Instruction
State how many lines in these records contain the word "para", and nothing else.

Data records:
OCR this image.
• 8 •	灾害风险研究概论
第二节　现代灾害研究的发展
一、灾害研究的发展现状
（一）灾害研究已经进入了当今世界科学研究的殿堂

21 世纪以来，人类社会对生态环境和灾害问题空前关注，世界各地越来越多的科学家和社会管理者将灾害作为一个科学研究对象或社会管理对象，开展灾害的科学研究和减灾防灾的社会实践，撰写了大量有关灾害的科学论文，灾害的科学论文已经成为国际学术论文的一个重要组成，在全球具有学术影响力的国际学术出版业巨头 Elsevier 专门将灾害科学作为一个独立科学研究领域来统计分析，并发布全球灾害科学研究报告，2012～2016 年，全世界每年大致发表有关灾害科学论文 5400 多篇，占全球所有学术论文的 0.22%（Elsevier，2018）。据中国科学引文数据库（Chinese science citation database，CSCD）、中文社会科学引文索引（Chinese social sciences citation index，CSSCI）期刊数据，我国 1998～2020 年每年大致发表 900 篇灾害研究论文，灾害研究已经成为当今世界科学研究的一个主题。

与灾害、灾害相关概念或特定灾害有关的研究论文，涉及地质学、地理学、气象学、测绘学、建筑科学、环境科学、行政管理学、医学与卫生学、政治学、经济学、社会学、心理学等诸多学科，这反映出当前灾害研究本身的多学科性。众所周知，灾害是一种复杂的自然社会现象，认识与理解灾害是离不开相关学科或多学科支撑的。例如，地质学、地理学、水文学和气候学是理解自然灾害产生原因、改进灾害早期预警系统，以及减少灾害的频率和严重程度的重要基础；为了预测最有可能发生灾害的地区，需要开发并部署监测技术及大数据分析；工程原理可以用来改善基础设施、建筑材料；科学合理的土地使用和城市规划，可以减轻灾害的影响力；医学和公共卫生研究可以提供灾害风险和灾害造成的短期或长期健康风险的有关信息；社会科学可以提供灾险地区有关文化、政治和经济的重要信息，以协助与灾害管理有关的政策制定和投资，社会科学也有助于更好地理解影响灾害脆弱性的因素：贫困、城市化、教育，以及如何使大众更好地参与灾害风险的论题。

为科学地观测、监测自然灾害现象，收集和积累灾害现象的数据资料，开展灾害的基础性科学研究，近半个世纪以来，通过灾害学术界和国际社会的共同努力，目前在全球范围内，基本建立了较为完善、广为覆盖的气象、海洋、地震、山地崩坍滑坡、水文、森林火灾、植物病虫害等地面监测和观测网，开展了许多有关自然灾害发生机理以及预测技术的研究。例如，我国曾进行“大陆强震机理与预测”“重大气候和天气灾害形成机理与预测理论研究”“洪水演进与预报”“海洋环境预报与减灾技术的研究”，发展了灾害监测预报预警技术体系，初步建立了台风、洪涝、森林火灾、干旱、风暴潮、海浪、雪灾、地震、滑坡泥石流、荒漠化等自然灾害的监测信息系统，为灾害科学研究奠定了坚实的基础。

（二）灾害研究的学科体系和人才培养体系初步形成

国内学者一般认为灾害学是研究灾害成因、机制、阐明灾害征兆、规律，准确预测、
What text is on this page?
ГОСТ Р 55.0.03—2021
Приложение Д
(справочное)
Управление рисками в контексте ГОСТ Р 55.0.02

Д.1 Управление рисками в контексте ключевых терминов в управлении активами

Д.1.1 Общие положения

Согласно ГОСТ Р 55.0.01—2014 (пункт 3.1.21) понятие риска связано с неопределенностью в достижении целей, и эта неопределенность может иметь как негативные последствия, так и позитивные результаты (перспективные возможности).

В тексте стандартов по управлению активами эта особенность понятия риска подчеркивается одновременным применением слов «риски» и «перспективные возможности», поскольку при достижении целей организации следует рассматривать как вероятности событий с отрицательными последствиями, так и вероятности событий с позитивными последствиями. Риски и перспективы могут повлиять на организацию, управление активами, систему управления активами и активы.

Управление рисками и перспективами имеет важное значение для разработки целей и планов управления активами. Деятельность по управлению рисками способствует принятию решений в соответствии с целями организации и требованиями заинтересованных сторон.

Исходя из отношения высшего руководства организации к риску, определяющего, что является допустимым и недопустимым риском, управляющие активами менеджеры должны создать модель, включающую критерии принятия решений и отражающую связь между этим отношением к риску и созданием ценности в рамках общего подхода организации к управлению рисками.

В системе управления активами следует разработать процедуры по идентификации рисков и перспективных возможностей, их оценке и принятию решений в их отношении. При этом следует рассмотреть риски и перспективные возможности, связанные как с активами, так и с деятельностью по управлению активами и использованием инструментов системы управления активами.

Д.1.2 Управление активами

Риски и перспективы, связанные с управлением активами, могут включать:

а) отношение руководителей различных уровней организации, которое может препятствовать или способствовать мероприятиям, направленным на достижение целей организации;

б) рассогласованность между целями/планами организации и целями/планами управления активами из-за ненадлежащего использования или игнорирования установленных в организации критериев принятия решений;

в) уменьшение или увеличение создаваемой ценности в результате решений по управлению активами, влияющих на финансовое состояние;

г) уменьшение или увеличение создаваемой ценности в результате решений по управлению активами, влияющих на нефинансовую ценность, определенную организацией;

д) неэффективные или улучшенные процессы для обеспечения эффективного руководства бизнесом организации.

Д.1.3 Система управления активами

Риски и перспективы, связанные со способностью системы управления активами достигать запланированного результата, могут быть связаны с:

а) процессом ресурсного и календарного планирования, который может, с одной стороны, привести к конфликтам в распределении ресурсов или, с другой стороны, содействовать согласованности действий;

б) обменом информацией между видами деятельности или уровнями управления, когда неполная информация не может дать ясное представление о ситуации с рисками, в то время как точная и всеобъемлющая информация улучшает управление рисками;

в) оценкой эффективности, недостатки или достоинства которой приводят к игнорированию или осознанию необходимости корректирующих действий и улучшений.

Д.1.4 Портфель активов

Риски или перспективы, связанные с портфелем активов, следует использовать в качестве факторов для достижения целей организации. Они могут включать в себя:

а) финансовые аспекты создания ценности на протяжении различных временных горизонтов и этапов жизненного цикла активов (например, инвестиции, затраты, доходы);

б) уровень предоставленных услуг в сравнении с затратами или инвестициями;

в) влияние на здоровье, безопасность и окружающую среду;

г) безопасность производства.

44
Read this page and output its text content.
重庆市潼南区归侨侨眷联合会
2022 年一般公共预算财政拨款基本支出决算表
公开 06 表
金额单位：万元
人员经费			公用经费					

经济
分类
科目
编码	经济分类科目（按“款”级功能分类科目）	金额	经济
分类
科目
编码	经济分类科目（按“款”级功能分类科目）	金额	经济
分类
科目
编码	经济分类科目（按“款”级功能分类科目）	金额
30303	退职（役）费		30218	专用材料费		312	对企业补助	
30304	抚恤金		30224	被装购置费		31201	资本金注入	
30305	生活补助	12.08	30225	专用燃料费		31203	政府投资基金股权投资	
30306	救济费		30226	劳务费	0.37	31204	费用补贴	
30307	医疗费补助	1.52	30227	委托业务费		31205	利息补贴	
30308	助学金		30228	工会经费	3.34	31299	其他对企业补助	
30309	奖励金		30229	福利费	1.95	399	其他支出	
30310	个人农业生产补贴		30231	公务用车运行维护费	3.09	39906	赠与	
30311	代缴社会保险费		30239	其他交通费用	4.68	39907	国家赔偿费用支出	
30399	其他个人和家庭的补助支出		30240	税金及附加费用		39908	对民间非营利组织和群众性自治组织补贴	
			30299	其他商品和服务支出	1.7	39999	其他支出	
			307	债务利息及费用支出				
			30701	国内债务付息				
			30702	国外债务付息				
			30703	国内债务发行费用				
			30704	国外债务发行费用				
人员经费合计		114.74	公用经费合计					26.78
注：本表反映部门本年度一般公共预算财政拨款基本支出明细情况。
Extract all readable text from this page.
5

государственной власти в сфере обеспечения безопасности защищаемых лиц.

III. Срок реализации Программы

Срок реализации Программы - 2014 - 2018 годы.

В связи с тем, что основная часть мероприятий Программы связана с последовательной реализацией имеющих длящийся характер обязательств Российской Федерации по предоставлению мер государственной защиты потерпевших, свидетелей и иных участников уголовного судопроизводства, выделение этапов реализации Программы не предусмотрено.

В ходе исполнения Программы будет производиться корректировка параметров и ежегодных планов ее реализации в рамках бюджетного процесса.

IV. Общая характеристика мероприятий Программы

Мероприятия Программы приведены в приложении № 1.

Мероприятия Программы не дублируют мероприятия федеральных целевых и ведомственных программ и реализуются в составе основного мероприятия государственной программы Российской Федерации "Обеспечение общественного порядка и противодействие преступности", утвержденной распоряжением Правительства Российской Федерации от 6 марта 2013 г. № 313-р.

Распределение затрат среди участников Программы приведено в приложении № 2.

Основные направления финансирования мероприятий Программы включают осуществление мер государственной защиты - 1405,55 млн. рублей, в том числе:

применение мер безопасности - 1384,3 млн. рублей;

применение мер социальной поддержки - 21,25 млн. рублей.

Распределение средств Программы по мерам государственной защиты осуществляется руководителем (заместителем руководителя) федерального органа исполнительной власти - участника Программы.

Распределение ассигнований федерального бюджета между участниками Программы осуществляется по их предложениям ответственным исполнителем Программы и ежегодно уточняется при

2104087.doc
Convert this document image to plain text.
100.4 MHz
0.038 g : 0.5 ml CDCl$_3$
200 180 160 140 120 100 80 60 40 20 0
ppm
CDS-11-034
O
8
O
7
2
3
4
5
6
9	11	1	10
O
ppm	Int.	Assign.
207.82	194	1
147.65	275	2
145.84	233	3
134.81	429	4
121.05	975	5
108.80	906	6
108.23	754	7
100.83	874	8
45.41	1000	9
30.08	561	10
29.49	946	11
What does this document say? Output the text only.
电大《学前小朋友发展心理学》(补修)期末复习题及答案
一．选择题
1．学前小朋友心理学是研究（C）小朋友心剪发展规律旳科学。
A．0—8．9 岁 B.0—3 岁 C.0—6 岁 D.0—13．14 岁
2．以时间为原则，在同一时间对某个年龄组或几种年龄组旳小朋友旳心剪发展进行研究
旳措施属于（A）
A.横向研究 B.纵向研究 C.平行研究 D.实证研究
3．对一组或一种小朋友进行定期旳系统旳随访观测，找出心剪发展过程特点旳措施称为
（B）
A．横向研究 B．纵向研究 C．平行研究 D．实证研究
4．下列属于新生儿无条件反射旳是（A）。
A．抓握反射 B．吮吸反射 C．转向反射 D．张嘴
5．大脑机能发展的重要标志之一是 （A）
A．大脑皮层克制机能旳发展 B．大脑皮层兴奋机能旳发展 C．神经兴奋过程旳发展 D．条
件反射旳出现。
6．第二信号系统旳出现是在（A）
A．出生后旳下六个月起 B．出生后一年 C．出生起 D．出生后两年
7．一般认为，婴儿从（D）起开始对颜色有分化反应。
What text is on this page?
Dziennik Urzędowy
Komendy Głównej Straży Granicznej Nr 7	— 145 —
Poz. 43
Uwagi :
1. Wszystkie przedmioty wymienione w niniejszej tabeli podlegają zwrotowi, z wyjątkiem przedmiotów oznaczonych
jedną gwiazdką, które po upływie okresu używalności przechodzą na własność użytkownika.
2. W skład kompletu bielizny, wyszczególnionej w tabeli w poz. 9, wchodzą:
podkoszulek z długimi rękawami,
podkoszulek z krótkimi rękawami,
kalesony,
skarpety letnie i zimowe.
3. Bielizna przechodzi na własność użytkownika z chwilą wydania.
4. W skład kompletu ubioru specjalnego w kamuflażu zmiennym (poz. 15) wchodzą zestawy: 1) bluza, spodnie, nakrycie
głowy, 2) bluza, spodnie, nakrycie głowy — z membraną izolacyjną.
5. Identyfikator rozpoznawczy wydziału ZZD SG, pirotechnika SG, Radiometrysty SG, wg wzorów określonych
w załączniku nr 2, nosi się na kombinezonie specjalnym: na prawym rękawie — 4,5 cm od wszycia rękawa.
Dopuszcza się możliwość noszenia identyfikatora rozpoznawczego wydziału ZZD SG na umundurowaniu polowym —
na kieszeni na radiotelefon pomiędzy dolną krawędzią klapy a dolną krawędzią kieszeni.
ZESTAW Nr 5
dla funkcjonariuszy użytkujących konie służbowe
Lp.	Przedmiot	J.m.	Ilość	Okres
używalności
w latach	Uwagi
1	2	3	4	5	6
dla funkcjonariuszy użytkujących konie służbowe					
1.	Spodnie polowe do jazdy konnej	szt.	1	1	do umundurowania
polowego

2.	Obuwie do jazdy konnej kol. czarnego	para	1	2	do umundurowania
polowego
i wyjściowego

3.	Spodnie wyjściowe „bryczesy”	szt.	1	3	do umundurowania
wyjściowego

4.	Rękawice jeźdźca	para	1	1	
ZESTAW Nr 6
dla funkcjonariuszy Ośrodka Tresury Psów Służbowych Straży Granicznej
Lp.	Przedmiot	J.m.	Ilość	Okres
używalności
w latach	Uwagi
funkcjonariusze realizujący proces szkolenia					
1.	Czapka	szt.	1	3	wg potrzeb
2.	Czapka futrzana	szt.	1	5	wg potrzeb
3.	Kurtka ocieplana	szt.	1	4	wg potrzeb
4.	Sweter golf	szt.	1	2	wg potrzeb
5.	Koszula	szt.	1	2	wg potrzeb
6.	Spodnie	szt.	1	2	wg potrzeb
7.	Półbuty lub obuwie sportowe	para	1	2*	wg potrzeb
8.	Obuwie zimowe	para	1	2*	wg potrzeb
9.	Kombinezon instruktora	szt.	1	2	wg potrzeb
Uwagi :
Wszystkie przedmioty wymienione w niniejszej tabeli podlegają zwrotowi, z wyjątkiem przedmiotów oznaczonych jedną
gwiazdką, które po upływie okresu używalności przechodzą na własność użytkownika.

Result of this task
4